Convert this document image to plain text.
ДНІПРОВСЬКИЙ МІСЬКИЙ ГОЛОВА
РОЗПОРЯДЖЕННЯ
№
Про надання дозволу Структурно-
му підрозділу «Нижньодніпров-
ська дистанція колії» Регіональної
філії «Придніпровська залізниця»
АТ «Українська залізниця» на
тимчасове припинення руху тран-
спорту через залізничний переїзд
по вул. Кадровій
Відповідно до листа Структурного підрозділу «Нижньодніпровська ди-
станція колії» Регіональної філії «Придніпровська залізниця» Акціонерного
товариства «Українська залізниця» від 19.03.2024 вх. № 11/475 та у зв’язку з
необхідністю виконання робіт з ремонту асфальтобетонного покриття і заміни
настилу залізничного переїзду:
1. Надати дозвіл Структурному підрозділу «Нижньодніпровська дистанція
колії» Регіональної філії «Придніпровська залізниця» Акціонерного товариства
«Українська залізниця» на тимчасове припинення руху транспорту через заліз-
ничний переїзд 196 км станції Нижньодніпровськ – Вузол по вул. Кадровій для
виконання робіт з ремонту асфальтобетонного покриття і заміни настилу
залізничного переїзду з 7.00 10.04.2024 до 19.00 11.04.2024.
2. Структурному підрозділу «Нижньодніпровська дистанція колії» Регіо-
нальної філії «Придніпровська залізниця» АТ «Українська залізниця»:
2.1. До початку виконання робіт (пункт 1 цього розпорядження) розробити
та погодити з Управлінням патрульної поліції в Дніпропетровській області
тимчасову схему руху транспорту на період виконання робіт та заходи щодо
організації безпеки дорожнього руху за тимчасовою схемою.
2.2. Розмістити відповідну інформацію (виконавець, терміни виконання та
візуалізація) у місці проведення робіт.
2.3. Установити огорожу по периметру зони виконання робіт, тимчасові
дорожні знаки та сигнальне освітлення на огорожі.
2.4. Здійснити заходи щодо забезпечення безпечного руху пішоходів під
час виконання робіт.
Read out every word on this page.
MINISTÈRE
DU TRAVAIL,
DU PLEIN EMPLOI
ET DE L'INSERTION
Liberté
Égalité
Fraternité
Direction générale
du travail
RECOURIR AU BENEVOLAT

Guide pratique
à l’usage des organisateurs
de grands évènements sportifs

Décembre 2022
==================================================
— Problem description —
The records above should be duplicated in full, exactly as given.

— The result —
Convert this document image to plain text.
ДНІПРОВСЬКИЙ МІСЬКИЙ ГОЛОВА
РОЗПОРЯДЖЕННЯ
№
Про надання дозволу Структурно-
му підрозділу «Нижньодніпров-
ська дистанція колії» Регіональної
філії «Придніпровська залізниця»
АТ «Українська залізниця» на
тимчасове припинення руху тран-
спорту через залізничний переїзд
по вул. Кадровій
Відповідно до листа Структурного підрозділу «Нижньодніпровська ди-
станція колії» Регіональної філії «Придніпровська залізниця» Акціонерного
товариства «Українська залізниця» від 19.03.2024 вх. № 11/475 та у зв’язку з
необхідністю виконання робіт з ремонту асфальтобетонного покриття і заміни
настилу залізничного переїзду:
1. Надати дозвіл Структурному підрозділу «Нижньодніпровська дистанція
колії» Регіональної філії «Придніпровська залізниця» Акціонерного товариства
«Українська залізниця» на тимчасове припинення руху транспорту через заліз-
ничний переїзд 196 км станції Нижньодніпровськ – Вузол по вул. Кадровій для
виконання робіт з ремонту асфальтобетонного покриття і заміни настилу
залізничного переїзду з 7.00 10.04.2024 до 19.00 11.04.2024.
2. Структурному підрозділу «Нижньодніпровська дистанція колії» Регіо-
нальної філії «Придніпровська залізниця» АТ «Українська залізниця»:
2.1. До початку виконання робіт (пункт 1 цього розпорядження) розробити
та погодити з Управлінням патрульної поліції в Дніпропетровській області
тимчасову схему руху транспорту на період виконання робіт та заходи щодо
організації безпеки дорожнього руху за тимчасовою схемою.
2.2. Розмістити відповідну інформацію (виконавець, терміни виконання та
візуалізація) у місці проведення робіт.
2.3. Установити огорожу по периметру зони виконання робіт, тимчасові
дорожні знаки та сигнальне освітлення на огорожі.
2.4. Здійснити заходи щодо забезпечення безпечного руху пішоходів під
час виконання робіт.
Read out every word on this page.
MINISTÈRE
DU TRAVAIL,
DU PLEIN EMPLOI
ET DE L'INSERTION
Liberté
Égalité
Fraternité
Direction générale
du travail
RECOURIR AU BENEVOLAT

Guide pratique
à l’usage des organisateurs
de grands évènements sportifs

Décembre 2022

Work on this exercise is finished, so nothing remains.